--- Data rows ---

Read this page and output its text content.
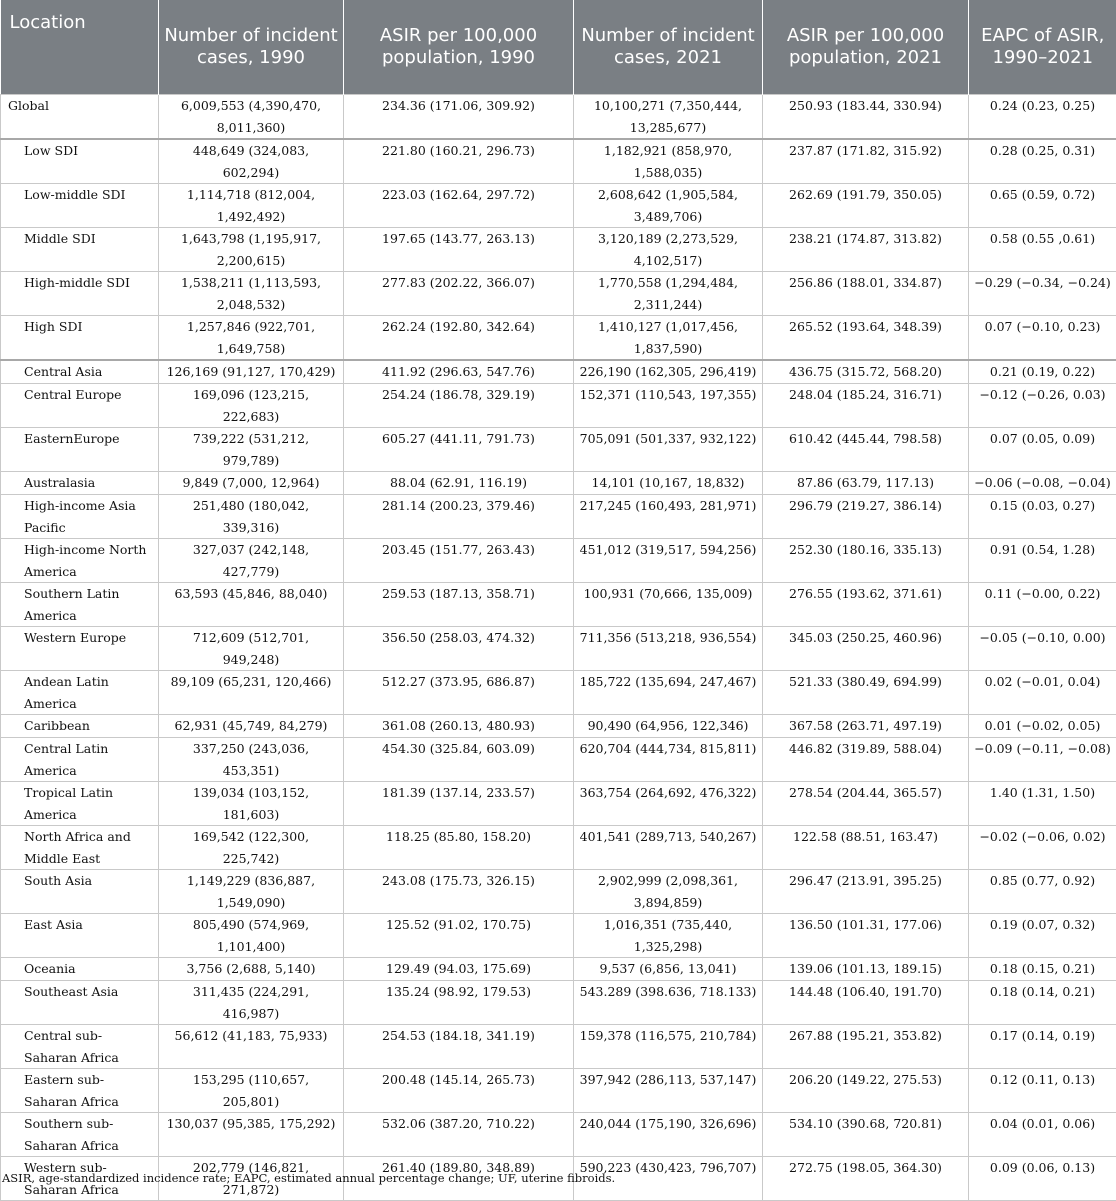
Location	Number of incident cases, 1990	ASIR per 100,000 population, 1990	Number of incident cases, 2021	ASIR per 100,000 population, 2021	EAPC of ASIR, 1990–2021
Global	6,009,553 (4,390,470, 8,011,360)	234.36 (171.06, 309.92)	10,100,271 (7,350,444, 13,285,677)	250.93 (183.44, 330.94)	0.24 (0.23, 0.25)
Low SDI	448,649 (324,083, 602,294)	221.80 (160.21, 296.73)	1,182,921 (858,970, 1,588,035)	237.87 (171.82, 315.92)	0.28 (0.25, 0.31)
Low-middle SDI	1,114,718 (812,004, 1,492,492)	223.03 (162.64, 297.72)	2,608,642 (1,905,584, 3,489,706)	262.69 (191.79, 350.05)	0.65 (0.59, 0.72)
Middle SDI	1,643,798 (1,195,917, 2,200,615)	197.65 (143.77, 263.13)	3,120,189 (2,273,529, 4,102,517)	238.21 (174.87, 313.82)	0.58 (0.55 ,0.61)
High-middle SDI	1,538,211 (1,113,593, 2,048,532)	277.83 (202.22, 366.07)	1,770,558 (1,294,484, 2,311,244)	256.86 (188.01, 334.87)	−0.29 (−0.34, −0.24)
High SDI	1,257,846 (922,701, 1,649,758)	262.24 (192.80, 342.64)	1,410,127 (1,017,456, 1,837,590)	265.52 (193.64, 348.39)	0.07 (−0.10, 0.23)
Central Asia	126,169 (91,127, 170,429)	411.92 (296.63, 547.76)	226,190 (162,305, 296,419)	436.75 (315.72, 568.20)	0.21 (0.19, 0.22)
Central Europe	169,096 (123,215, 222,683)	254.24 (186.78, 329.19)	152,371 (110,543, 197,355)	248.04 (185.24, 316.71)	−0.12 (−0.26, 0.03)
EasternEurope	739,222 (531,212, 979,789)	605.27 (441.11, 791.73)	705,091 (501,337, 932,122)	610.42 (445.44, 798.58)	0.07 (0.05, 0.09)
Australasia	9,849 (7,000, 12,964)	88.04 (62.91, 116.19)	14,101 (10,167, 18,832)	87.86 (63.79, 117.13)	−0.06 (−0.08, −0.04)
High-income Asia Pacific	251,480 (180,042, 339,316)	281.14 (200.23, 379.46)	217,245 (160,493, 281,971)	296.79 (219.27, 386.14)	0.15 (0.03, 0.27)
High-income North America	327,037 (242,148, 427,779)	203.45 (151.77, 263.43)	451,012 (319,517, 594,256)	252.30 (180.16, 335.13)	0.91 (0.54, 1.28)
Southern Latin America	63,593 (45,846, 88,040)	259.53 (187.13, 358.71)	100,931 (70,666, 135,009)	276.55 (193.62, 371.61)	0.11 (−0.00, 0.22)
Western Europe	712,609 (512,701, 949,248)	356.50 (258.03, 474.32)	711,356 (513,218, 936,554)	345.03 (250.25, 460.96)	−0.05 (−0.10, 0.00)
Andean Latin America	89,109 (65,231, 120,466)	512.27 (373.95, 686.87)	185,722 (135,694, 247,467)	521.33 (380.49, 694.99)	0.02 (−0.01, 0.04)
Caribbean	62,931 (45,749, 84,279)	361.08 (260.13, 480.93)	90,490 (64,956, 122,346)	367.58 (263.71, 497.19)	0.01 (−0.02, 0.05)
Central Latin America	337,250 (243,036, 453,351)	454.30 (325.84, 603.09)	620,704 (444,734, 815,811)	446.82 (319.89, 588.04)	−0.09 (−0.11, −0.08)
Tropical Latin America	139,034 (103,152, 181,603)	181.39 (137.14, 233.57)	363,754 (264,692, 476,322)	278.54 (204.44, 365.57)	1.40 (1.31, 1.50)
North Africa and Middle East	169,542 (122,300, 225,742)	118.25 (85.80, 158.20)	401,541 (289,713, 540,267)	122.58 (88.51, 163.47)	−0.02 (−0.06, 0.02)
South Asia	1,149,229 (836,887, 1,549,090)	243.08 (175.73, 326.15)	2,902,999 (2,098,361, 3,894,859)	296.47 (213.91, 395.25)	0.85 (0.77, 0.92)
East Asia	805,490 (574,969, 1,101,400)	125.52 (91.02, 170.75)	1,016,351 (735,440, 1,325,298)	136.50 (101.31, 177.06)	0.19 (0.07, 0.32)
Oceania	3,756 (2,688, 5,140)	129.49 (94.03, 175.69)	9,537 (6,856, 13,041)	139.06 (101.13, 189.15)	0.18 (0.15, 0.21)
Southeast Asia	311,435 (224,291, 416,987)	135.24 (98.92, 179.53)	543.289 (398.636, 718.133)	144.48 (106.40, 191.70)	0.18 (0.14, 0.21)
Central sub-Saharan Africa	56,612 (41,183, 75,933)	254.53 (184.18, 341.19)	159,378 (116,575, 210,784)	267.88 (195.21, 353.82)	0.17 (0.14, 0.19)
Eastern sub-Saharan Africa	153,295 (110,657, 205,801)	200.48 (145.14, 265.73)	397,942 (286,113, 537,147)	206.20 (149.22, 275.53)	0.12 (0.11, 0.13)
Southern sub-Saharan Africa	130,037 (95,385, 175,292)	532.06 (387.20, 710.22)	240,044 (175,190, 326,696)	534.10 (390.68, 720.81)	0.04 (0.01, 0.06)
Western sub-Saharan Africa	202,779 (146,821, 271,872)	261.40 (189.80, 348.89)	590,223 (430,423, 796,707)	272.75 (198.05, 364.30)	0.09 (0.06, 0.13)
ASIR, age-standardized incidence rate; EAPC, estimated annual percentage change; UF, uterine fibroids.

---

Exercise requirements: Copy all lines from the entries that contain the word "North".

Answer to the task:
High-income North America	327,037 (242,148, 427,779)	203.45 (151.77, 263.43)	451,012 (319,517, 594,256)	252.30 (180.16, 335.13)	0.91 (0.54, 1.28)
North Africa and Middle East	169,542 (122,300, 225,742)	118.25 (85.80, 158.20)	401,541 (289,713, 540,267)	122.58 (88.51, 163.47)	−0.02 (−0.06, 0.02)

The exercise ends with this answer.